Records from a data source

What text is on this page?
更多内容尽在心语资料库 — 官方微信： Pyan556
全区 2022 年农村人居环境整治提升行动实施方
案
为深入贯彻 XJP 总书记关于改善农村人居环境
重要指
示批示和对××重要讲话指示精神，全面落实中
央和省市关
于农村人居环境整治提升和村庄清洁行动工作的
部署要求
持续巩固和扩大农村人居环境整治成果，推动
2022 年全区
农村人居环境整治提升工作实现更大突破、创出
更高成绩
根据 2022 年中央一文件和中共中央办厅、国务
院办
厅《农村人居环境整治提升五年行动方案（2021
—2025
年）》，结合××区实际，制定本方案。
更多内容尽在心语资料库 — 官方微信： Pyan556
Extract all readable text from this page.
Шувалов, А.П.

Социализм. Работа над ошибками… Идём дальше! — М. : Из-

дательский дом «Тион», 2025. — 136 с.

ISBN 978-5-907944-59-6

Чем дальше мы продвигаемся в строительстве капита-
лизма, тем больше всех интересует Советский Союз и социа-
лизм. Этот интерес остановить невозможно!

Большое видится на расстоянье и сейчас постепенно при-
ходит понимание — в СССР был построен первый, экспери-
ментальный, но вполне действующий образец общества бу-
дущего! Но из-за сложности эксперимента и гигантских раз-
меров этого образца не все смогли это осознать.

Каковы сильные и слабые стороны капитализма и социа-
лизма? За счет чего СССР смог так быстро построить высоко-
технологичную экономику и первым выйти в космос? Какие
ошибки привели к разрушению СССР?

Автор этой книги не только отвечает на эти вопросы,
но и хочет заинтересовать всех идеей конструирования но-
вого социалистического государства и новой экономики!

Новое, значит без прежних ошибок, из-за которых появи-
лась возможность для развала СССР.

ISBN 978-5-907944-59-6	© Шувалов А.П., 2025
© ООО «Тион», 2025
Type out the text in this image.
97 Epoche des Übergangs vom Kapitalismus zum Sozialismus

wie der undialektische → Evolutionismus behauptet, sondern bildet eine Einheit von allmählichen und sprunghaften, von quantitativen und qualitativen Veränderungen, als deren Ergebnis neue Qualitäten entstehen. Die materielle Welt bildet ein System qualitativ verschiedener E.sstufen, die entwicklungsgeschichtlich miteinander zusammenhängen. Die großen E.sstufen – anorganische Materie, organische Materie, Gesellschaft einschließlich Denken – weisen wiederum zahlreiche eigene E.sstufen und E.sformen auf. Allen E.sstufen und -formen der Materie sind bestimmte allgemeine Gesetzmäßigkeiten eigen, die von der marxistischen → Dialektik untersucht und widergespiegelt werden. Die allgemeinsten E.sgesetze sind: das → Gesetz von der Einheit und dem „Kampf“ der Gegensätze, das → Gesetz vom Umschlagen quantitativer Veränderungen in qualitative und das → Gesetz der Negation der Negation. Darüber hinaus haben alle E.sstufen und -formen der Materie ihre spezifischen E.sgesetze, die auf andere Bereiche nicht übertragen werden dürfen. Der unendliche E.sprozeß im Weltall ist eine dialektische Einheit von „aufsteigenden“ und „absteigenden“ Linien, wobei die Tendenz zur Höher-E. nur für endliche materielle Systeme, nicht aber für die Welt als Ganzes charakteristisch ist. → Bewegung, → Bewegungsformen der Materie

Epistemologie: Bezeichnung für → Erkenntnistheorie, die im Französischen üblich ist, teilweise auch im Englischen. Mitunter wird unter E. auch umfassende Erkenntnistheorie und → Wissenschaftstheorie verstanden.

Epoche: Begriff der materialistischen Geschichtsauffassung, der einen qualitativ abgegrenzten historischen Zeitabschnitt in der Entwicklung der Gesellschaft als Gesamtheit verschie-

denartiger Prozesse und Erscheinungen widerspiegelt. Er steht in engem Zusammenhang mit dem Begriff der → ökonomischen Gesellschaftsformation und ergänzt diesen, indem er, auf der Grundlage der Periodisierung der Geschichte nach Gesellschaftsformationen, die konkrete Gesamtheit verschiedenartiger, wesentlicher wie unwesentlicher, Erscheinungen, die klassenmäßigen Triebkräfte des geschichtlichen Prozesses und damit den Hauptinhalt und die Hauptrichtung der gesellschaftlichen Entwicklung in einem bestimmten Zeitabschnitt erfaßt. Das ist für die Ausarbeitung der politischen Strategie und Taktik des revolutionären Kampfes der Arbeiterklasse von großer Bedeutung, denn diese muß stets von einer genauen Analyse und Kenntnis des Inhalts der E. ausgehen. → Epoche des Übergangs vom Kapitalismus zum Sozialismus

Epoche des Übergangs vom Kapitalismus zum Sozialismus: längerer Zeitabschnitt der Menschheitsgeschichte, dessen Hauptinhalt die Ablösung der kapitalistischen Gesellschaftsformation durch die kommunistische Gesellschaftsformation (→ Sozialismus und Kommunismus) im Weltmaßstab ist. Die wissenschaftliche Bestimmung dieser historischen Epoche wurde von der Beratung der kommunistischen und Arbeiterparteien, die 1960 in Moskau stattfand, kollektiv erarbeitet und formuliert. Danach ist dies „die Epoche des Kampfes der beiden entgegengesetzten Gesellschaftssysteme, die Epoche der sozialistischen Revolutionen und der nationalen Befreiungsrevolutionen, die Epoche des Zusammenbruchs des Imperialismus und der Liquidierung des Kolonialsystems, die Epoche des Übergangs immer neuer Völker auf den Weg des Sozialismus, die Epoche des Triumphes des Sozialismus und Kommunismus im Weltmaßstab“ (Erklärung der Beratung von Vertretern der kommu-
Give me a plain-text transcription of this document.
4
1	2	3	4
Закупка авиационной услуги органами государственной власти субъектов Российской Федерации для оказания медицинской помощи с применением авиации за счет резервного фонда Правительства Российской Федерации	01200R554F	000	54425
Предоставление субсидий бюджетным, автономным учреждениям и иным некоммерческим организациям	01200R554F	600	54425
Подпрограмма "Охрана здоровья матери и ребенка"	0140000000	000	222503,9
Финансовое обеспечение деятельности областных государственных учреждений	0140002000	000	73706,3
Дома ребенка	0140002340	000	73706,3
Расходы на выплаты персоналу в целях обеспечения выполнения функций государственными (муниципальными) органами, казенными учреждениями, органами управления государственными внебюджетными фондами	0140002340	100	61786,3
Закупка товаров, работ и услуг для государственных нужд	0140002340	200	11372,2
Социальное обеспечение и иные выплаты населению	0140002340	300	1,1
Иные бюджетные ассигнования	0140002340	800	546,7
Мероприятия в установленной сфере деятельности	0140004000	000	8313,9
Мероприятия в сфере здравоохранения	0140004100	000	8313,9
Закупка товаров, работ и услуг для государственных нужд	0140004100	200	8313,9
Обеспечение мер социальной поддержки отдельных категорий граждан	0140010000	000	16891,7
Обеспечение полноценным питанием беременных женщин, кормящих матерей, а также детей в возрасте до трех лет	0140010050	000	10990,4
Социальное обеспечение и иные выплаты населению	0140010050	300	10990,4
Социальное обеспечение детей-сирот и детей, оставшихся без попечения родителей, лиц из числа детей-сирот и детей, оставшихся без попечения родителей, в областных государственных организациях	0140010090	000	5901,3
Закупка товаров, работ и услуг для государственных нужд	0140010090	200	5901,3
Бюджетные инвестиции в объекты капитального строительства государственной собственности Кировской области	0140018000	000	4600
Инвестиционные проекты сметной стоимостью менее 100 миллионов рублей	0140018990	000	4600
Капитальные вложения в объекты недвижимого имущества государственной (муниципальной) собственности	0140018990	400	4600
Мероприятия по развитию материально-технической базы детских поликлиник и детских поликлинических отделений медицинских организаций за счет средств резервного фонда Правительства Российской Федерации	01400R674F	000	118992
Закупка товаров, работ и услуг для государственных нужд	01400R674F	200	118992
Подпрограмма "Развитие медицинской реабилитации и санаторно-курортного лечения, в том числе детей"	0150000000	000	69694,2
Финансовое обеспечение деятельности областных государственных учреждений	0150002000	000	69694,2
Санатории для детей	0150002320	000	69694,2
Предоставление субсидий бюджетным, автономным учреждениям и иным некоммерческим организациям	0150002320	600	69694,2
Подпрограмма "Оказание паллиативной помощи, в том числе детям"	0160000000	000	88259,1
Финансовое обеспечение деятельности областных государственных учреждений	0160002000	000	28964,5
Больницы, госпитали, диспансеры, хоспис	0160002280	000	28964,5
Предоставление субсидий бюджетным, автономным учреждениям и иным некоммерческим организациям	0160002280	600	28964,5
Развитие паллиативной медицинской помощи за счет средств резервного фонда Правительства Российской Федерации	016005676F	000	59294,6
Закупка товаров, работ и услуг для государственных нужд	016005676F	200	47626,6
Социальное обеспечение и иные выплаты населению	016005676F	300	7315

## WHAT IS ASKED
Using the material above, copy every line in which the string "Федерации" occurs.

## FINAL RESULT
Закупка авиационной услуги органами государственной власти субъектов Российской Федерации для оказания медицинской помощи с применением авиации за счет резервного фонда Правительства Российской Федерации	01200R554F	000	54425
Мероприятия по развитию материально-технической базы детских поликлиник и детских поликлинических отделений медицинских организаций за счет средств резервного фонда Правительства Российской Федерации	01400R674F	000	118992
Развитие паллиативной медицинской помощи за счет средств резервного фонда Правительства Российской Федерации	016005676F	000	59294,6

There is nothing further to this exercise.